**BRIEF:**
Your task is to print every entry below exactly as given.

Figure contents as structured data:
------------------------

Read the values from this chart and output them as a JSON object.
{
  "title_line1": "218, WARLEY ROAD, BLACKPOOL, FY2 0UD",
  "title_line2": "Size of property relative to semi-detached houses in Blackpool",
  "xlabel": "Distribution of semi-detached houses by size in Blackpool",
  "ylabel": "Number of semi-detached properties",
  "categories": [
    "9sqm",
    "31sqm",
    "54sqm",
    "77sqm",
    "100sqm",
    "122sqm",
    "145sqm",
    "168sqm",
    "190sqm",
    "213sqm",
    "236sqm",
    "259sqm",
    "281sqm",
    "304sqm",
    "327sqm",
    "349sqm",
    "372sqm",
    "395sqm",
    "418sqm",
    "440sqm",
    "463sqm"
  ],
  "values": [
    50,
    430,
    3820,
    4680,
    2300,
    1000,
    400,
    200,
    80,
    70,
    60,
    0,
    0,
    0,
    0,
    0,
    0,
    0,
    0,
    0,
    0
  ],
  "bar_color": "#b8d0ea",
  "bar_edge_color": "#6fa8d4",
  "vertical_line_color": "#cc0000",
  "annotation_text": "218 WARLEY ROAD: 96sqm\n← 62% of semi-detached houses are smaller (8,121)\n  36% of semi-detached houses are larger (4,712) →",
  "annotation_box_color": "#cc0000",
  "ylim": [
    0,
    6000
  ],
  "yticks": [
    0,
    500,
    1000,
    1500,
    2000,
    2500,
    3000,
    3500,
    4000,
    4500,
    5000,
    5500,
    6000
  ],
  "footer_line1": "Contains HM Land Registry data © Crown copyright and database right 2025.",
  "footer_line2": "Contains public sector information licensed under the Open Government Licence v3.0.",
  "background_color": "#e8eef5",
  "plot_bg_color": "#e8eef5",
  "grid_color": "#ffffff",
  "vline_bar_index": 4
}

------------------------

**SOLUTION:**
Read the values from this chart and output them as a JSON object.
{
  "title_line1": "218, WARLEY ROAD, BLACKPOOL, FY2 0UD",
  "title_line2": "Size of property relative to semi-detached houses in Blackpool",
  "xlabel": "Distribution of semi-detached houses by size in Blackpool",
  "ylabel": "Number of semi-detached properties",
  "categories": [
    "9sqm",
    "31sqm",
    "54sqm",
    "77sqm",
    "100sqm",
    "122sqm",
    "145sqm",
    "168sqm",
    "190sqm",
    "213sqm",
    "236sqm",
    "259sqm",
    "281sqm",
    "304sqm",
    "327sqm",
    "349sqm",
    "372sqm",
    "395sqm",
    "418sqm",
    "440sqm",
    "463sqm"
  ],
  "values": [
    50,
    430,
    3820,
    4680,
    2300,
    1000,
    400,
    200,
    80,
    70,
    60,
    0,
    0,
    0,
    0,
    0,
    0,
    0,
    0,
    0,
    0
  ],
  "bar_color": "#b8d0ea",
  "bar_edge_color": "#6fa8d4",
  "vertical_line_color": "#cc0000",
  "annotation_text": "218 WARLEY ROAD: 96sqm\n← 62% of semi-detached houses are smaller (8,121)\n  36% of semi-detached houses are larger (4,712) →",
  "annotation_box_color": "#cc0000",
  "ylim": [
    0,
    6000
  ],
  "yticks": [
    0,
    500,
    1000,
    1500,
    2000,
    2500,
    3000,
    3500,
    4000,
    4500,
    5000,
    5500,
    6000
  ],
  "footer_line1": "Contains HM Land Registry data © Crown copyright and database right 2025.",
  "footer_line2": "Contains public sector information licensed under the Open Government Licence v3.0.",
  "background_color": "#e8eef5",
  "plot_bg_color": "#e8eef5",
  "grid_color": "#ffffff",
  "vline_bar_index": 4
}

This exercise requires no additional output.